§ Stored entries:
++++++++

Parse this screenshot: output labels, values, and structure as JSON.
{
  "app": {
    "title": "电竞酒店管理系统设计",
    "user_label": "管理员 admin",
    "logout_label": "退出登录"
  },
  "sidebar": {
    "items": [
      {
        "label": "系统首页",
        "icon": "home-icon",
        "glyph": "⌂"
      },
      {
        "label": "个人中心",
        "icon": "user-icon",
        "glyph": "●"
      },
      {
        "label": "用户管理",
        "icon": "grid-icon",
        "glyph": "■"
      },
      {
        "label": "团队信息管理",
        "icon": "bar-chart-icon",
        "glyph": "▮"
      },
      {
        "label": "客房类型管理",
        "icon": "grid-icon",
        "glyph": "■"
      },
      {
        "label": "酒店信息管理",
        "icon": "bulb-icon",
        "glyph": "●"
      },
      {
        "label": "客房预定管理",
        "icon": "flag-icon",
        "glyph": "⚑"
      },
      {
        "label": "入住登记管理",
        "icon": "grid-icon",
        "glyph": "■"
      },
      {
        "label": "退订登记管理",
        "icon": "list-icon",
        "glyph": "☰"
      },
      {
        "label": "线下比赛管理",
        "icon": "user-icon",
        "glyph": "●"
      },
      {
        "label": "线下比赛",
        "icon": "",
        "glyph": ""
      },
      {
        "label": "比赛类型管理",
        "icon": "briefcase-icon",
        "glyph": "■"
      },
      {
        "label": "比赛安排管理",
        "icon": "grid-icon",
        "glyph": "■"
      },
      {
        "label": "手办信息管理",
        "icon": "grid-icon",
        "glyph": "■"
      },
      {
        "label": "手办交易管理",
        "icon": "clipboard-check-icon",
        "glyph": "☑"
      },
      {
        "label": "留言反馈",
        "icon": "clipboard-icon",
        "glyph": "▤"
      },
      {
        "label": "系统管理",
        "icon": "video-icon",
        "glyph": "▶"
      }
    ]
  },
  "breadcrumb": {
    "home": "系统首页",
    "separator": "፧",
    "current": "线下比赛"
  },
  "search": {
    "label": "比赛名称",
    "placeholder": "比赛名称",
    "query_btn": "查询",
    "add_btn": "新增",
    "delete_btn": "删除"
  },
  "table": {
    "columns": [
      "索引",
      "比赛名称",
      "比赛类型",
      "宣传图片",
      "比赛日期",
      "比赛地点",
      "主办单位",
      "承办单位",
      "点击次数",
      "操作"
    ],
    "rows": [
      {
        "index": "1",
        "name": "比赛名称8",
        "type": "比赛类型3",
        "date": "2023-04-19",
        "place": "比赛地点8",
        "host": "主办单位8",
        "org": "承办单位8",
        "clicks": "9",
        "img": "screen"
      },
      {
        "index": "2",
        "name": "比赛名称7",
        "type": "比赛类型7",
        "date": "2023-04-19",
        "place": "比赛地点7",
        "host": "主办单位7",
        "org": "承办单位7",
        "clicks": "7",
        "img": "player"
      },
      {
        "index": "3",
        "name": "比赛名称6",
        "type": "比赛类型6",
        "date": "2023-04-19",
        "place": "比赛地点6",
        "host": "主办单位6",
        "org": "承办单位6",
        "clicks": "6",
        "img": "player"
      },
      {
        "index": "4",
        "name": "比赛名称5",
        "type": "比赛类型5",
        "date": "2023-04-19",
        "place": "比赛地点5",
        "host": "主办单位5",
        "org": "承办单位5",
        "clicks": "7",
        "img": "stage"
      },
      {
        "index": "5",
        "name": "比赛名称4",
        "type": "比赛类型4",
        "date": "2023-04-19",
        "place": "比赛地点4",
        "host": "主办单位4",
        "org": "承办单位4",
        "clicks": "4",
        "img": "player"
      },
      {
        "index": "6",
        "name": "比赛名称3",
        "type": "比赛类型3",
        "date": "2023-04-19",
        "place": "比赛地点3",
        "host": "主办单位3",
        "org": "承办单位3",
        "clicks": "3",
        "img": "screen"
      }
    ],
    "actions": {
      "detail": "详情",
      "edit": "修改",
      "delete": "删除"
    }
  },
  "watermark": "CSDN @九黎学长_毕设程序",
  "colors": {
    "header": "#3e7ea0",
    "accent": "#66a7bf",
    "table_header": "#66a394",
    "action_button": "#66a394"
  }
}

++++++++

§ Goal of the exercise:
Reproduce the data in its entirety, matching each character.

§ Exercise answer:
Parse this screenshot: output labels, values, and structure as JSON.
{
  "app": {
    "title": "电竞酒店管理系统设计",
    "user_label": "管理员 admin",
    "logout_label": "退出登录"
  },
  "sidebar": {
    "items": [
      {
        "label": "系统首页",
        "icon": "home-icon",
        "glyph": "⌂"
      },
      {
        "label": "个人中心",
        "icon": "user-icon",
        "glyph": "●"
      },
      {
        "label": "用户管理",
        "icon": "grid-icon",
        "glyph": "■"
      },
      {
        "label": "团队信息管理",
        "icon": "bar-chart-icon",
        "glyph": "▮"
      },
      {
        "label": "客房类型管理",
        "icon": "grid-icon",
        "glyph": "■"
      },
      {
        "label": "酒店信息管理",
        "icon": "bulb-icon",
        "glyph": "●"
      },
      {
        "label": "客房预定管理",
        "icon": "flag-icon",
        "glyph": "⚑"
      },
      {
        "label": "入住登记管理",
        "icon": "grid-icon",
        "glyph": "■"
      },
      {
        "label": "退订登记管理",
        "icon": "list-icon",
        "glyph": "☰"
      },
      {
        "label": "线下比赛管理",
        "icon": "user-icon",
        "glyph": "●"
      },
      {
        "label": "线下比赛",
        "icon": "",
        "glyph": ""
      },
      {
        "label": "比赛类型管理",
        "icon": "briefcase-icon",
        "glyph": "■"
      },
      {
        "label": "比赛安排管理",
        "icon": "grid-icon",
        "glyph": "■"
      },
      {
        "label": "手办信息管理",
        "icon": "grid-icon",
        "glyph": "■"
      },
      {
        "label": "手办交易管理",
        "icon": "clipboard-check-icon",
        "glyph": "☑"
      },
      {
        "label": "留言反馈",
        "icon": "clipboard-icon",
        "glyph": "▤"
      },
      {
        "label": "系统管理",
        "icon": "video-icon",
        "glyph": "▶"
      }
    ]
  },
  "breadcrumb": {
    "home": "系统首页",
    "separator": "፧",
    "current": "线下比赛"
  },
  "search": {
    "label": "比赛名称",
    "placeholder": "比赛名称",
    "query_btn": "查询",
    "add_btn": "新增",
    "delete_btn": "删除"
  },
  "table": {
    "columns": [
      "索引",
      "比赛名称",
      "比赛类型",
      "宣传图片",
      "比赛日期",
      "比赛地点",
      "主办单位",
      "承办单位",
      "点击次数",
      "操作"
    ],
    "rows": [
      {
        "index": "1",
        "name": "比赛名称8",
        "type": "比赛类型3",
        "date": "2023-04-19",
        "place": "比赛地点8",
        "host": "主办单位8",
        "org": "承办单位8",
        "clicks": "9",
        "img": "screen"
      },
      {
        "index": "2",
        "name": "比赛名称7",
        "type": "比赛类型7",
        "date": "2023-04-19",
        "place": "比赛地点7",
        "host": "主办单位7",
        "org": "承办单位7",
        "clicks": "7",
        "img": "player"
      },
      {
        "index": "3",
        "name": "比赛名称6",
        "type": "比赛类型6",
        "date": "2023-04-19",
        "place": "比赛地点6",
        "host": "主办单位6",
        "org": "承办单位6",
        "clicks": "6",
        "img": "player"
      },
      {
        "index": "4",
        "name": "比赛名称5",
        "type": "比赛类型5",
        "date": "2023-04-19",
        "place": "比赛地点5",
        "host": "主办单位5",
        "org": "承办单位5",
        "clicks": "7",
        "img": "stage"
      },
      {
        "index": "5",
        "name": "比赛名称4",
        "type": "比赛类型4",
        "date": "2023-04-19",
        "place": "比赛地点4",
        "host": "主办单位4",
        "org": "承办单位4",
        "clicks": "4",
        "img": "player"
      },
      {
        "index": "6",
        "name": "比赛名称3",
        "type": "比赛类型3",
        "date": "2023-04-19",
        "place": "比赛地点3",
        "host": "主办单位3",
        "org": "承办单位3",
        "clicks": "3",
        "img": "screen"
      }
    ],
    "actions": {
      "detail": "详情",
      "edit": "修改",
      "delete": "删除"
    }
  },
  "watermark": "CSDN @九黎学长_毕设程序",
  "colors": {
    "header": "#3e7ea0",
    "accent": "#66a7bf",
    "table_header": "#66a394",
    "action_button": "#66a394"
  }
}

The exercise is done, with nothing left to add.